Data extracted from a collection:
______________________________

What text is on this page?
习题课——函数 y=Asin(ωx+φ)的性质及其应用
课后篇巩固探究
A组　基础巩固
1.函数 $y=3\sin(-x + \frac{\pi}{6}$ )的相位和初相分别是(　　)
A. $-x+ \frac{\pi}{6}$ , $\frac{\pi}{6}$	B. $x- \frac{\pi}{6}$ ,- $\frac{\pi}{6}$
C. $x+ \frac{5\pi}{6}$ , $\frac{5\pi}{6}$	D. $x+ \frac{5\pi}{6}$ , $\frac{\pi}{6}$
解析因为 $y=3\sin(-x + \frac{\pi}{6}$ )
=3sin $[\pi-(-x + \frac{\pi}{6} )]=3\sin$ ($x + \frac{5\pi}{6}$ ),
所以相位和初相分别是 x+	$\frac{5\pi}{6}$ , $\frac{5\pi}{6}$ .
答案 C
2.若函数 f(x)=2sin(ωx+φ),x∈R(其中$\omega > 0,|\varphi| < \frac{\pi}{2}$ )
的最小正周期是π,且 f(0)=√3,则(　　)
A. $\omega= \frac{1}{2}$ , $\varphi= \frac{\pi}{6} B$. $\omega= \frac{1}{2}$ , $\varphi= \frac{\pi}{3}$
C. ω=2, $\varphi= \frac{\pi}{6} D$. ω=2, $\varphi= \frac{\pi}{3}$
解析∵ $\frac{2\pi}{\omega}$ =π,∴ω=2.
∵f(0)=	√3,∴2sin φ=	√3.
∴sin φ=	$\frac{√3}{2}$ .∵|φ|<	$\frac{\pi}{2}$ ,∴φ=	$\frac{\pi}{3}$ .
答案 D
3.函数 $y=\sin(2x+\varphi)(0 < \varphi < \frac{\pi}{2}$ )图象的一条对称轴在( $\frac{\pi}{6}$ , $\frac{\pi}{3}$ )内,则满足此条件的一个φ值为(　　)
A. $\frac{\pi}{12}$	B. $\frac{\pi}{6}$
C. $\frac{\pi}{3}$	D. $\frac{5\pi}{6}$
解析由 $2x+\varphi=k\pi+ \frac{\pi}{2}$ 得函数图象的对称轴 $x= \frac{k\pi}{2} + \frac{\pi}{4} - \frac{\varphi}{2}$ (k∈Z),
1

______________________________

◆ **To be done**
Reproduce all of the material above word for word.

◆ **Correct result**
What text is on this page?
习题课——函数 y=Asin(ωx+φ)的性质及其应用
课后篇巩固探究
A组　基础巩固
1.函数 $y=3\sin(-x + \frac{\pi}{6}$ )的相位和初相分别是(　　)
A. $-x+ \frac{\pi}{6}$ , $\frac{\pi}{6}$	B. $x- \frac{\pi}{6}$ ,- $\frac{\pi}{6}$
C. $x+ \frac{5\pi}{6}$ , $\frac{5\pi}{6}$	D. $x+ \frac{5\pi}{6}$ , $\frac{\pi}{6}$
解析因为 $y=3\sin(-x + \frac{\pi}{6}$ )
=3sin $[\pi-(-x + \frac{\pi}{6} )]=3\sin$ ($x + \frac{5\pi}{6}$ ),
所以相位和初相分别是 x+	$\frac{5\pi}{6}$ , $\frac{5\pi}{6}$ .
答案 C
2.若函数 f(x)=2sin(ωx+φ),x∈R(其中$\omega > 0,|\varphi| < \frac{\pi}{2}$ )
的最小正周期是π,且 f(0)=√3,则(　　)
A. $\omega= \frac{1}{2}$ , $\varphi= \frac{\pi}{6} B$. $\omega= \frac{1}{2}$ , $\varphi= \frac{\pi}{3}$
C. ω=2, $\varphi= \frac{\pi}{6} D$. ω=2, $\varphi= \frac{\pi}{3}$
解析∵ $\frac{2\pi}{\omega}$ =π,∴ω=2.
∵f(0)=	√3,∴2sin φ=	√3.
∴sin φ=	$\frac{√3}{2}$ .∵|φ|<	$\frac{\pi}{2}$ ,∴φ=	$\frac{\pi}{3}$ .
答案 D
3.函数 $y=\sin(2x+\varphi)(0 < \varphi < \frac{\pi}{2}$ )图象的一条对称轴在( $\frac{\pi}{6}$ , $\frac{\pi}{3}$ )内,则满足此条件的一个φ值为(　　)
A. $\frac{\pi}{12}$	B. $\frac{\pi}{6}$
C. $\frac{\pi}{3}$	D. $\frac{5\pi}{6}$
解析由 $2x+\varphi=k\pi+ \frac{\pi}{2}$ 得函数图象的对称轴 $x= \frac{k\pi}{2} + \frac{\pi}{4} - \frac{\varphi}{2}$ (k∈Z),
1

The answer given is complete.